Your task: Output all of the entries below precisely as written.

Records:
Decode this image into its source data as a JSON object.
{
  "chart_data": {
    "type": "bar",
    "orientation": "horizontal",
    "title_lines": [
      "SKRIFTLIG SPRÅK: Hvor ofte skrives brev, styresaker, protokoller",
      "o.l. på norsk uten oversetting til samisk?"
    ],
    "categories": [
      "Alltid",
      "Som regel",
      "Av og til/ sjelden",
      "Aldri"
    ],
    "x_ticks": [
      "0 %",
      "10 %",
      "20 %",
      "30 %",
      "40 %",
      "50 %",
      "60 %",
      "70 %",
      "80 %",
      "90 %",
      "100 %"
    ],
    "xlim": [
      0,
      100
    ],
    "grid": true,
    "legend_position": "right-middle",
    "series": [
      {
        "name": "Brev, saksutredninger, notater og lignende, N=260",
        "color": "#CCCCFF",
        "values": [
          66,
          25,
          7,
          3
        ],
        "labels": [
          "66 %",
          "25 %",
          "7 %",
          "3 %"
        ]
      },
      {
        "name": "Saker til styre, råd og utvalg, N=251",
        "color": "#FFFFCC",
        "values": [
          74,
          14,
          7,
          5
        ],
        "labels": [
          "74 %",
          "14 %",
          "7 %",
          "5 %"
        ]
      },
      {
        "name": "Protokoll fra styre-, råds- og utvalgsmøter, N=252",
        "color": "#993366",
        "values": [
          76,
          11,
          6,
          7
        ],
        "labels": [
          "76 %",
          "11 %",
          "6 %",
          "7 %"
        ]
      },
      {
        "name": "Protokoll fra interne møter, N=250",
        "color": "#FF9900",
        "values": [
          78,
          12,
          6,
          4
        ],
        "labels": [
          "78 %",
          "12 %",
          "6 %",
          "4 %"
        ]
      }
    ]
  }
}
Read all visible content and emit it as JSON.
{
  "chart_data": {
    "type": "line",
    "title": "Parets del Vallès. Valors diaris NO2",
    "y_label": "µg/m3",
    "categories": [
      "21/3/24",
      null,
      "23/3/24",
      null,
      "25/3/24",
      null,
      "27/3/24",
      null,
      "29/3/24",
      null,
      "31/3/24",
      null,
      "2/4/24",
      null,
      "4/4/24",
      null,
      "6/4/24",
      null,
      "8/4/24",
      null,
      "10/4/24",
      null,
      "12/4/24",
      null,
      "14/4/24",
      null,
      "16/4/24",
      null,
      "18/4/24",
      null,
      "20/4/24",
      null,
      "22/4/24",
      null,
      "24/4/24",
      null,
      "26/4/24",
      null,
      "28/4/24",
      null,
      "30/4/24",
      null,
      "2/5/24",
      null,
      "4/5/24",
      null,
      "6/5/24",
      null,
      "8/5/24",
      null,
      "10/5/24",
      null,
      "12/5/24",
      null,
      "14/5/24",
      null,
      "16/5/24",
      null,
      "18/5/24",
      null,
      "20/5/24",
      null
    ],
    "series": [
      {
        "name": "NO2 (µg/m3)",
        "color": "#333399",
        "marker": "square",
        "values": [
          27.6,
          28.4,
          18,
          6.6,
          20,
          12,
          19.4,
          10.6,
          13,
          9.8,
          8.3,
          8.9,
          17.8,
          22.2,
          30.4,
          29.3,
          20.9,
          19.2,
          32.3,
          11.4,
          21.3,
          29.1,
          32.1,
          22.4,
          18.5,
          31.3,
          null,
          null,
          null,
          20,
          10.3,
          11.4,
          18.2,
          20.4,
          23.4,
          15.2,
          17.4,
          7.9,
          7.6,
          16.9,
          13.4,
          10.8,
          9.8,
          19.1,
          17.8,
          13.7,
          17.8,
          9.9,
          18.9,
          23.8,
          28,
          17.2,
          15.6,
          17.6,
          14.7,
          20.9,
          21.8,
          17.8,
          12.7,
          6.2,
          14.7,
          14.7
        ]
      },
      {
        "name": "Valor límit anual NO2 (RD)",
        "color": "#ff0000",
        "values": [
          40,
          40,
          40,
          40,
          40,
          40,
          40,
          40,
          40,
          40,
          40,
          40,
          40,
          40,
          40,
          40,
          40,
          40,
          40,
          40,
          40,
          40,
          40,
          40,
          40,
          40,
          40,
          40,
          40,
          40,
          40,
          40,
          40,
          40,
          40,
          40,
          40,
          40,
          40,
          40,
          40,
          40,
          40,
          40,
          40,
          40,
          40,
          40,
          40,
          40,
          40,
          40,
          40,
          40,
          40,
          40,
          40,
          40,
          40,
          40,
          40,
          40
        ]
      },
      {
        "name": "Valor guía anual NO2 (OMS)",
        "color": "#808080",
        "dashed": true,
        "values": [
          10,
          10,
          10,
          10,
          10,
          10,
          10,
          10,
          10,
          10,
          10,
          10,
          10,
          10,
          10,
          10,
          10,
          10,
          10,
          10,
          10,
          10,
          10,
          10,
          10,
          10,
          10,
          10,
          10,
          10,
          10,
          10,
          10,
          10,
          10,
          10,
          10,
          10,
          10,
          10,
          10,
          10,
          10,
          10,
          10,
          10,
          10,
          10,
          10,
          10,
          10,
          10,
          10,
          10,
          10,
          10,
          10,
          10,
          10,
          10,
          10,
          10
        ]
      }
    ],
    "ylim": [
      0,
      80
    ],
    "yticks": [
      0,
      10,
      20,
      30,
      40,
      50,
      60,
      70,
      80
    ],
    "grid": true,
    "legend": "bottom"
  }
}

Worked answer:
Decode this image into its source data as a JSON object.
{
  "chart_data": {
    "type": "bar",
    "orientation": "horizontal",
    "title_lines": [
      "SKRIFTLIG SPRÅK: Hvor ofte skrives brev, styresaker, protokoller",
      "o.l. på norsk uten oversetting til samisk?"
    ],
    "categories": [
      "Alltid",
      "Som regel",
      "Av og til/ sjelden",
      "Aldri"
    ],
    "x_ticks": [
      "0 %",
      "10 %",
      "20 %",
      "30 %",
      "40 %",
      "50 %",
      "60 %",
      "70 %",
      "80 %",
      "90 %",
      "100 %"
    ],
    "xlim": [
      0,
      100
    ],
    "grid": true,
    "legend_position": "right-middle",
    "series": [
      {
        "name": "Brev, saksutredninger, notater og lignende, N=260",
        "color": "#CCCCFF",
        "values": [
          66,
          25,
          7,
          3
        ],
        "labels": [
          "66 %",
          "25 %",
          "7 %",
          "3 %"
        ]
      },
      {
        "name": "Saker til styre, råd og utvalg, N=251",
        "color": "#FFFFCC",
        "values": [
          74,
          14,
          7,
          5
        ],
        "labels": [
          "74 %",
          "14 %",
          "7 %",
          "5 %"
        ]
      },
      {
        "name": "Protokoll fra styre-, råds- og utvalgsmøter, N=252",
        "color": "#993366",
        "values": [
          76,
          11,
          6,
          7
        ],
        "labels": [
          "76 %",
          "11 %",
          "6 %",
          "7 %"
        ]
      },
      {
        "name": "Protokoll fra interne møter, N=250",
        "color": "#FF9900",
        "values": [
          78,
          12,
          6,
          4
        ],
        "labels": [
          "78 %",
          "12 %",
          "6 %",
          "4 %"
        ]
      }
    ]
  }
}
Read all visible content and emit it as JSON.
{
  "chart_data": {
    "type": "line",
    "title": "Parets del Vallès. Valors diaris NO2",
    "y_label": "µg/m3",
    "categories": [
      "21/3/24",
      null,
      "23/3/24",
      null,
      "25/3/24",
      null,
      "27/3/24",
      null,
      "29/3/24",
      null,
      "31/3/24",
      null,
      "2/4/24",
      null,
      "4/4/24",
      null,
      "6/4/24",
      null,
      "8/4/24",
      null,
      "10/4/24",
      null,
      "12/4/24",
      null,
      "14/4/24",
      null,
      "16/4/24",
      null,
      "18/4/24",
      null,
      "20/4/24",
      null,
      "22/4/24",
      null,
      "24/4/24",
      null,
      "26/4/24",
      null,
      "28/4/24",
      null,
      "30/4/24",
      null,
      "2/5/24",
      null,
      "4/5/24",
      null,
      "6/5/24",
      null,
      "8/5/24",
      null,
      "10/5/24",
      null,
      "12/5/24",
      null,
      "14/5/24",
      null,
      "16/5/24",
      null,
      "18/5/24",
      null,
      "20/5/24",
      null
    ],
    "series": [
      {
        "name": "NO2 (µg/m3)",
        "color": "#333399",
        "marker": "square",
        "values": [
          27.6,
          28.4,
          18,
          6.6,
          20,
          12,
          19.4,
          10.6,
          13,
          9.8,
          8.3,
          8.9,
          17.8,
          22.2,
          30.4,
          29.3,
          20.9,
          19.2,
          32.3,
          11.4,
          21.3,
          29.1,
          32.1,
          22.4,
          18.5,
          31.3,
          null,
          null,
          null,
          20,
          10.3,
          11.4,
          18.2,
          20.4,
          23.4,
          15.2,
          17.4,
          7.9,
          7.6,
          16.9,
          13.4,
          10.8,
          9.8,
          19.1,
          17.8,
          13.7,
          17.8,
          9.9,
          18.9,
          23.8,
          28,
          17.2,
          15.6,
          17.6,
          14.7,
          20.9,
          21.8,
          17.8,
          12.7,
          6.2,
          14.7,
          14.7
        ]
      },
      {
        "name": "Valor límit anual NO2 (RD)",
        "color": "#ff0000",
        "values": [
          40,
          40,
          40,
          40,
          40,
          40,
          40,
          40,
          40,
          40,
          40,
          40,
          40,
          40,
          40,
          40,
          40,
          40,
          40,
          40,
          40,
          40,
          40,
          40,
          40,
          40,
          40,
          40,
          40,
          40,
          40,
          40,
          40,
          40,
          40,
          40,
          40,
          40,
          40,
          40,
          40,
          40,
          40,
          40,
          40,
          40,
          40,
          40,
          40,
          40,
          40,
          40,
          40,
          40,
          40,
          40,
          40,
          40,
          40,
          40,
          40,
          40
        ]
      },
      {
        "name": "Valor guía anual NO2 (OMS)",
        "color": "#808080",
        "dashed": true,
        "values": [
          10,
          10,
          10,
          10,
          10,
          10,
          10,
          10,
          10,
          10,
          10,
          10,
          10,
          10,
          10,
          10,
          10,
          10,
          10,
          10,
          10,
          10,
          10,
          10,
          10,
          10,
          10,
          10,
          10,
          10,
          10,
          10,
          10,
          10,
          10,
          10,
          10,
          10,
          10,
          10,
          10,
          10,
          10,
          10,
          10,
          10,
          10,
          10,
          10,
          10,
          10,
          10,
          10,
          10,
          10,
          10,
          10,
          10,
          10,
          10,
          10,
          10
        ]
      }
    ],
    "ylim": [
      0,
      80
    ],
    "yticks": [
      0,
      10,
      20,
      30,
      40,
      50,
      60,
      70,
      80
    ],
    "grid": true,
    "legend": "bottom"
  }
}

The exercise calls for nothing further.